[Dataset entries]
= = = =

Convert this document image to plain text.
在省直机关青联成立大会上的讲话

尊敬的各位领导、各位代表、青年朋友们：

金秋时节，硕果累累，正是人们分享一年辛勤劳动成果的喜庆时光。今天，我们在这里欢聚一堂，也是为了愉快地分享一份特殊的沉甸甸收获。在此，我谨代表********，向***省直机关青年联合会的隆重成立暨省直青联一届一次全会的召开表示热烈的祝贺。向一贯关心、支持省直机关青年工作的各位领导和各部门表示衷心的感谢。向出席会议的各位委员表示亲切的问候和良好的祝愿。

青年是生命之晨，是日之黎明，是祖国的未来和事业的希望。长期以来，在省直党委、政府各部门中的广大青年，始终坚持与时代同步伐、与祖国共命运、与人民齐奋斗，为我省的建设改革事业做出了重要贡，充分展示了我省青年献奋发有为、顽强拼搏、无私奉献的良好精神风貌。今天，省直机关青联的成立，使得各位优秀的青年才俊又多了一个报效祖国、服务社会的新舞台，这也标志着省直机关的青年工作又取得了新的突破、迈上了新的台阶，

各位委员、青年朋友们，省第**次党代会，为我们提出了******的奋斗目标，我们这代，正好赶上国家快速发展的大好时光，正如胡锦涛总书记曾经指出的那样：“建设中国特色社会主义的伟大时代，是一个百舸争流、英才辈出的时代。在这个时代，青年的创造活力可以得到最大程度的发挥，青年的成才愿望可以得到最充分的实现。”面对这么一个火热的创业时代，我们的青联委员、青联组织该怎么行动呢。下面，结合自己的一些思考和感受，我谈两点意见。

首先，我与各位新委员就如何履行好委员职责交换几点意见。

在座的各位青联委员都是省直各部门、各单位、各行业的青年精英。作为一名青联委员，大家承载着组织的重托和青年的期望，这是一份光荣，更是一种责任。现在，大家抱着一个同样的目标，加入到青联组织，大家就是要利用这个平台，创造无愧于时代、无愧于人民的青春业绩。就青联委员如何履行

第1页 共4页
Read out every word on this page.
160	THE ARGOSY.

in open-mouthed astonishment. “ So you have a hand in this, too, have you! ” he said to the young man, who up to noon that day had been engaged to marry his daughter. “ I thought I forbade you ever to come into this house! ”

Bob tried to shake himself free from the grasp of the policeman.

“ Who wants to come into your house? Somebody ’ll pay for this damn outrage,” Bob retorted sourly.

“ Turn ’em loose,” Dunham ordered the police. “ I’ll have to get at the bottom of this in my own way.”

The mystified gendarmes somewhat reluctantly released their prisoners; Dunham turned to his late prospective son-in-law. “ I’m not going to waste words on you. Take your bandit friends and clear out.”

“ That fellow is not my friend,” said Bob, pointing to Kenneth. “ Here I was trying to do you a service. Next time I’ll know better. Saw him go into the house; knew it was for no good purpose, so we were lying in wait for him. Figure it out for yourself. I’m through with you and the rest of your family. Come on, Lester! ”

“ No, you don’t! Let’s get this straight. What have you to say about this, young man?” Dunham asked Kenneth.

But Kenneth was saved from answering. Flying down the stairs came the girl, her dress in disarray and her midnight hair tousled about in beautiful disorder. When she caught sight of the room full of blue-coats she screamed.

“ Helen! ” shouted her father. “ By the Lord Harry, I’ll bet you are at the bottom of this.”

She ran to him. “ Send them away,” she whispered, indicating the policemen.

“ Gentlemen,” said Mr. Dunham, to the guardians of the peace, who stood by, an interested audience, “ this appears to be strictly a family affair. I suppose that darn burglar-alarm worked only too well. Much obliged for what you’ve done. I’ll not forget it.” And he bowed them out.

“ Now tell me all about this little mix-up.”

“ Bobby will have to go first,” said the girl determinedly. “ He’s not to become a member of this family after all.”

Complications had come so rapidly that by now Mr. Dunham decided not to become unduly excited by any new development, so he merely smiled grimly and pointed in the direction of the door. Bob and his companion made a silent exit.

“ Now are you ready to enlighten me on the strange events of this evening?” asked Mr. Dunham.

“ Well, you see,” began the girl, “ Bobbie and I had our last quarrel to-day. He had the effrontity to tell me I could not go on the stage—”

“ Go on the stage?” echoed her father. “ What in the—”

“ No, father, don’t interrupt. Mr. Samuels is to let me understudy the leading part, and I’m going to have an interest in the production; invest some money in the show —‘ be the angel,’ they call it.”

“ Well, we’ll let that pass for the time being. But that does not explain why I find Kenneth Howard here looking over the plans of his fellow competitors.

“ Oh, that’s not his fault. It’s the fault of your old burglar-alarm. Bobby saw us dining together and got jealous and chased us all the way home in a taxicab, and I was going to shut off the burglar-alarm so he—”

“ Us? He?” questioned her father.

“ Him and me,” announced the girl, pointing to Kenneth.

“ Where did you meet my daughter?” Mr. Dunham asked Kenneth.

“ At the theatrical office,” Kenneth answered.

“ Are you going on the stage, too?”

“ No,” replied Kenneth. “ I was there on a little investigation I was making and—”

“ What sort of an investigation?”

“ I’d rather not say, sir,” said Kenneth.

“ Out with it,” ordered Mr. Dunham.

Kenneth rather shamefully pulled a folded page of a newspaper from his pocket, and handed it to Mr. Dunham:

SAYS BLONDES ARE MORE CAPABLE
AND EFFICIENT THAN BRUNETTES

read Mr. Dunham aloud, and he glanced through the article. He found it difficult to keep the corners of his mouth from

= = = =

GOAL
Say how many lines in this listing hold the string "with", giving the count and nothing more.

TASK OUTPUT
2